Supplied material |
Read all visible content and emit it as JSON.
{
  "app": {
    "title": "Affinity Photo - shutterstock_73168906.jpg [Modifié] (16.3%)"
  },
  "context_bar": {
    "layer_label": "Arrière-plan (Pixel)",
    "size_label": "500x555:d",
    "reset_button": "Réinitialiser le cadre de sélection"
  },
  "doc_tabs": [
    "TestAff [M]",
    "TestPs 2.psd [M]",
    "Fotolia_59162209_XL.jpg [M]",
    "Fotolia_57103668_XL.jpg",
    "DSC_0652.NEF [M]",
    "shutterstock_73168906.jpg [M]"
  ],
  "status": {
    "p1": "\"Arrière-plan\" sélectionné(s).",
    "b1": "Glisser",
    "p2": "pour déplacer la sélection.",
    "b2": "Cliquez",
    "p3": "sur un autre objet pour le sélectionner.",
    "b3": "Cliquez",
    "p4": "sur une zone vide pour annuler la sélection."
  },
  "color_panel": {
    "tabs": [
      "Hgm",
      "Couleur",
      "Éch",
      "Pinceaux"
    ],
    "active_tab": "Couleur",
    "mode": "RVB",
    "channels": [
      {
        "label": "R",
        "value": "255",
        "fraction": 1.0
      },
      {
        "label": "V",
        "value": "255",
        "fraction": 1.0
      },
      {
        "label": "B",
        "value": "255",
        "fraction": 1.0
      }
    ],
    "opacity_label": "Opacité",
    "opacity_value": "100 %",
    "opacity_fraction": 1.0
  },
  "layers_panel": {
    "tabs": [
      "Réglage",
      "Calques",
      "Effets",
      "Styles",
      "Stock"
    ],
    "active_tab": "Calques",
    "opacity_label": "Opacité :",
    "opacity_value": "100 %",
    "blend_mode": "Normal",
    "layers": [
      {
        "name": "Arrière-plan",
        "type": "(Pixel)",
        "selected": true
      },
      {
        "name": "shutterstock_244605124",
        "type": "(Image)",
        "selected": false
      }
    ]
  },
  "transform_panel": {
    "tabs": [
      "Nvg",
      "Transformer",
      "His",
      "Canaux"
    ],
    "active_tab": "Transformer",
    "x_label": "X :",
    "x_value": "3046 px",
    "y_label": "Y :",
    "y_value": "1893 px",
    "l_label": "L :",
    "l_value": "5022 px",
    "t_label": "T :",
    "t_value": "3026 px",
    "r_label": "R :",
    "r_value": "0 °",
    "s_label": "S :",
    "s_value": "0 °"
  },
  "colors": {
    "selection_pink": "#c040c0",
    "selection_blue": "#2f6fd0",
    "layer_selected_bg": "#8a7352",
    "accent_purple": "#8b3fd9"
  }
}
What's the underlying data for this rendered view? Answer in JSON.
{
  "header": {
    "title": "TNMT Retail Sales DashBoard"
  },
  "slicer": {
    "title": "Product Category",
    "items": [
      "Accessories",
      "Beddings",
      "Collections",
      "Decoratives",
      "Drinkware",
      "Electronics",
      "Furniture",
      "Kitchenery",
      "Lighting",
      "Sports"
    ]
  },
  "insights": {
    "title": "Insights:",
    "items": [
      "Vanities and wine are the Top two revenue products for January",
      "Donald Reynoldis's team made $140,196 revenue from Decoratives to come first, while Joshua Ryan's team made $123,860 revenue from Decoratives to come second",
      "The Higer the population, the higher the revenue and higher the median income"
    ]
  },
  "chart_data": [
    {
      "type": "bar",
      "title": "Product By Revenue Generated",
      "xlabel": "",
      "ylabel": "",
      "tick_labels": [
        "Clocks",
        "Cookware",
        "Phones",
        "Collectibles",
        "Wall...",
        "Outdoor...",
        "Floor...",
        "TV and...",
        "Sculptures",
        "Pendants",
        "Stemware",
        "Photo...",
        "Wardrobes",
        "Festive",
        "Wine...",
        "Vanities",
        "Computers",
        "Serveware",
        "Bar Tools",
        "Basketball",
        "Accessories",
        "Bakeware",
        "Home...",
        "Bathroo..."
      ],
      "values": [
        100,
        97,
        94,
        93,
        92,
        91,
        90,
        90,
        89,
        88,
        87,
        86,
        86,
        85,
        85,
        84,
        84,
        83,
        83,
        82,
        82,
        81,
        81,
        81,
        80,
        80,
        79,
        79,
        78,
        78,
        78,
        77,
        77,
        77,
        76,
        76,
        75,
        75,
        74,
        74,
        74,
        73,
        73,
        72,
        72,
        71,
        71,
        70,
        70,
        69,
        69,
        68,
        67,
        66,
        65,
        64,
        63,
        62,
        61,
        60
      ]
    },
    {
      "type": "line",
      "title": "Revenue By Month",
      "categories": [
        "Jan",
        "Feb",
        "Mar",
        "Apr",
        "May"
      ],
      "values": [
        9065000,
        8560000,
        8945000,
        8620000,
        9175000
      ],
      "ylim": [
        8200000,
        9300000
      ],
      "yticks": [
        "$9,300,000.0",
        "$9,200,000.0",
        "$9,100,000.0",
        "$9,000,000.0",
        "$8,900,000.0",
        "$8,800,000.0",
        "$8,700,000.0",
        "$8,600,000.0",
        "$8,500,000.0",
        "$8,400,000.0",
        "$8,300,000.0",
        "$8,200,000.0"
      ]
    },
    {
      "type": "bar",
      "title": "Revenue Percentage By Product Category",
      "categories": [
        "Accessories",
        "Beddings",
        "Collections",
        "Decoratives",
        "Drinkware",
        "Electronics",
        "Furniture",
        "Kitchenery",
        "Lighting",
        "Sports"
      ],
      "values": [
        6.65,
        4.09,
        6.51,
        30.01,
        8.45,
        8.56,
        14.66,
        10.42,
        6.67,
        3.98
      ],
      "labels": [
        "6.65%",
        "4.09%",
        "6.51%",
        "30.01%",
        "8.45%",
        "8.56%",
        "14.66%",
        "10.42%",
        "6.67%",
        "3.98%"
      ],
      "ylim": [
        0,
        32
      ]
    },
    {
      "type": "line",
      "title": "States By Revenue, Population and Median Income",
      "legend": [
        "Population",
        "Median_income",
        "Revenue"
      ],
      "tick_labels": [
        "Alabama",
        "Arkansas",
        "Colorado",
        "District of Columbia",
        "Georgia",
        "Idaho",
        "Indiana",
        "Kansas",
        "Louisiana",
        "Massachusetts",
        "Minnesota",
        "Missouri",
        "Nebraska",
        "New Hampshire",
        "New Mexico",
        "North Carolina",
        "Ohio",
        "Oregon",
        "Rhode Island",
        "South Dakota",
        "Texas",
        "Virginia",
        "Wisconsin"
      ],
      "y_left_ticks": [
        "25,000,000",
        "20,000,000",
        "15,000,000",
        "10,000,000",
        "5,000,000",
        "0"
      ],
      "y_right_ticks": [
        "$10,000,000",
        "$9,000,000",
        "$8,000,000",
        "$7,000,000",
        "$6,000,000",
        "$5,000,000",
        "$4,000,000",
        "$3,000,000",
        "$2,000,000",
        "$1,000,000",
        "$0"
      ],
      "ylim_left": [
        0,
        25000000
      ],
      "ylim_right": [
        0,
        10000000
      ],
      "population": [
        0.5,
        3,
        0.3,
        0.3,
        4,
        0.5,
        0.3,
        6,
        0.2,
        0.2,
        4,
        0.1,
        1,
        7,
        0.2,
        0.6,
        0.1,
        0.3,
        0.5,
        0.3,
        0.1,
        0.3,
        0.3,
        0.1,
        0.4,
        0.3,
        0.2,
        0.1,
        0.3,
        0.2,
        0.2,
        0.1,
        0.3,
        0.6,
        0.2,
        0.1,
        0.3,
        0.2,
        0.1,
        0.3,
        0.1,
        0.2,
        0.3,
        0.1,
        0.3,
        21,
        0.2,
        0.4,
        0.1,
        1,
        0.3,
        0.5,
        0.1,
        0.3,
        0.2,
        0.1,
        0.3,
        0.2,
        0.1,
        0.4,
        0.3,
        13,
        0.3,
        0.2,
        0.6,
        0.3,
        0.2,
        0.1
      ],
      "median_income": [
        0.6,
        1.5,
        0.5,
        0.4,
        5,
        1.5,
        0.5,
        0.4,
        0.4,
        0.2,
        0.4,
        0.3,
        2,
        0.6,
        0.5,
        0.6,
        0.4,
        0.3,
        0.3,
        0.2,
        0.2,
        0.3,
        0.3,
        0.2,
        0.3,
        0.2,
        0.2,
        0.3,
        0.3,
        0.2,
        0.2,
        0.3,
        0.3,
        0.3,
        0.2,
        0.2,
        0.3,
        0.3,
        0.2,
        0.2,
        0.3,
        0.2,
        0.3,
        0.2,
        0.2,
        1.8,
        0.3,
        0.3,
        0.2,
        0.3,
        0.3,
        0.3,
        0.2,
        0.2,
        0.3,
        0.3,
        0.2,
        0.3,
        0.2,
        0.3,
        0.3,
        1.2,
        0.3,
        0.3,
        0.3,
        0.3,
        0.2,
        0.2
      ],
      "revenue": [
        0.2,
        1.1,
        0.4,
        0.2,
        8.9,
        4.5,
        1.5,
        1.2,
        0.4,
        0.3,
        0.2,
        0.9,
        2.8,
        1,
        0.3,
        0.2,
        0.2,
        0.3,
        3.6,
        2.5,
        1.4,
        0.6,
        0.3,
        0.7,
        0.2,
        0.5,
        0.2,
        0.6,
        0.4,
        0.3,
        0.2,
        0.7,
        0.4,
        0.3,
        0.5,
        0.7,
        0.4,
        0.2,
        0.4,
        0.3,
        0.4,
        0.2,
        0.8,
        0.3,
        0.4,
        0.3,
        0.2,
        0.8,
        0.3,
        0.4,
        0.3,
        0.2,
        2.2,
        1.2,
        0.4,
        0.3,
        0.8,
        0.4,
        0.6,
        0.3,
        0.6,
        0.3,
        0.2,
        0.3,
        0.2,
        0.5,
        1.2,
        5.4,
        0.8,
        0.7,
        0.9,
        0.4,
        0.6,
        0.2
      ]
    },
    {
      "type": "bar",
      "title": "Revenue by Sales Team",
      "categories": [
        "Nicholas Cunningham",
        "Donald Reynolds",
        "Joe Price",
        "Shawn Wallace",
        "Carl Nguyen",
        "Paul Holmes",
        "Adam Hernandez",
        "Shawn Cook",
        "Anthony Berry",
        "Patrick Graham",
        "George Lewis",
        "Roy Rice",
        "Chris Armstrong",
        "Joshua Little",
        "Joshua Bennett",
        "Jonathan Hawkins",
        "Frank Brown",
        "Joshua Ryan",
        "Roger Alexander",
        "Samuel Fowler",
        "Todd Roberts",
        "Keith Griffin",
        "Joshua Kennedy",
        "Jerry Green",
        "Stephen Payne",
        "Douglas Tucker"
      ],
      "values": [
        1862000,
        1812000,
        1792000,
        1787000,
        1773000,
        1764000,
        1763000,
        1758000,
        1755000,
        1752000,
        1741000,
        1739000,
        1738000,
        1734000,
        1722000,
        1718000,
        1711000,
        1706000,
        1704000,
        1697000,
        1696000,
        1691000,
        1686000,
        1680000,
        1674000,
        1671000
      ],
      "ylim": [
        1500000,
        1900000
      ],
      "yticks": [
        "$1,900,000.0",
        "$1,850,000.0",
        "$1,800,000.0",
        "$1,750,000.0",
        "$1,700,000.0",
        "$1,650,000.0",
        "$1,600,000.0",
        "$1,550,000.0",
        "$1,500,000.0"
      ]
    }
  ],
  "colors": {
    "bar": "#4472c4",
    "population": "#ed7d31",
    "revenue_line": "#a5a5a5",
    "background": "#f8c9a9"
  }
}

Exercise task | Pick out the lines containing the word "Photo" and show them.

Response to this task |
    "title": "Affinity Photo - shutterstock_73168906.jpg [Modifié] (16.3%)"
        "Photo...",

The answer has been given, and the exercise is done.